GIVEN INSTRUCTION: Copy each line below in which the word "text" occurs.

Dataset items:
>> start

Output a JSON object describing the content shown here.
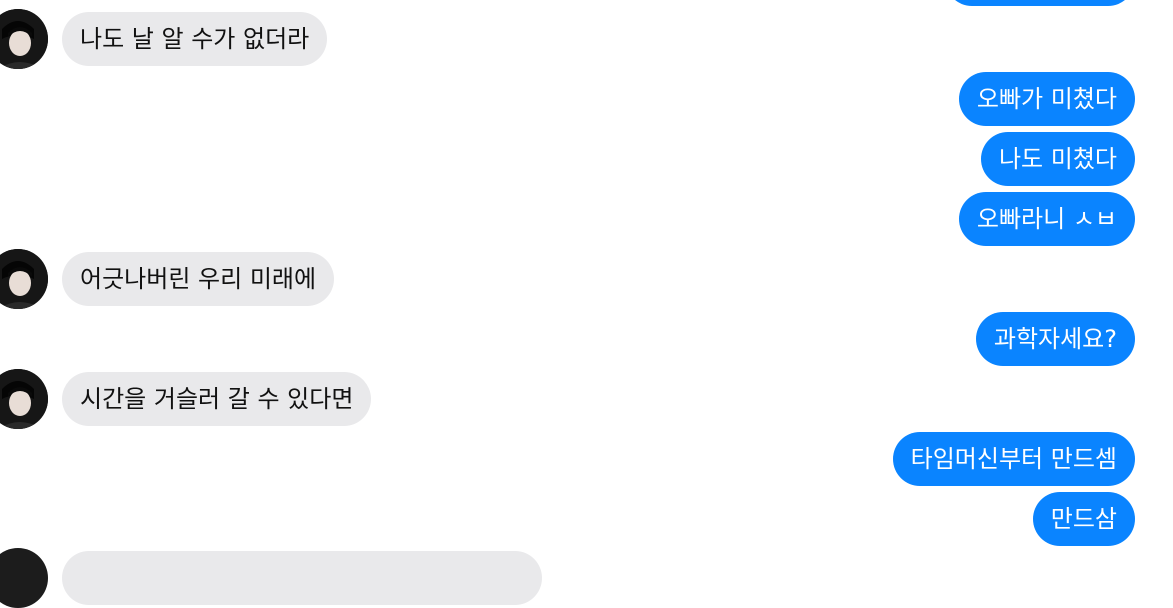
{
  "conversation": {
    "messages": [
      {
        "sender": "other",
        "text": "나도 날 알 수가 없더라"
      },
      {
        "sender": "me",
        "text": "오빠가 미쳤다"
      },
      {
        "sender": "me",
        "text": "나도 미쳤다"
      },
      {
        "sender": "me",
        "text": "오빠라니 ㅅㅂ"
      },
      {
        "sender": "other",
        "text": "어긋나버린 우리 미래에"
      },
      {
        "sender": "me",
        "text": "과학자세요?"
      },
      {
        "sender": "other",
        "text": "시간을 거슬러 갈 수 있다면"
      },
      {
        "sender": "me",
        "text": "타임머신부터 만드셈"
      },
      {
        "sender": "me",
        "text": "만드삼"
      }
    ]
  },
  "colors": {
    "outgoing_bubble": "#0a84ff",
    "incoming_bubble": "#e9e9eb",
    "background": "#ffffff"
  },
  "icons": {
    "avatar": "profile-photo-avatar"
  }
}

>> end

SOLVED EXERCISE:
        "text": "나도 날 알 수가 없더라"
        "text": "오빠가 미쳤다"
        "text": "나도 미쳤다"
        "text": "오빠라니 ㅅㅂ"
        "text": "어긋나버린 우리 미래에"
        "text": "과학자세요?"
        "text": "시간을 거슬러 갈 수 있다면"
        "text": "타임머신부터 만드셈"
        "text": "만드삼"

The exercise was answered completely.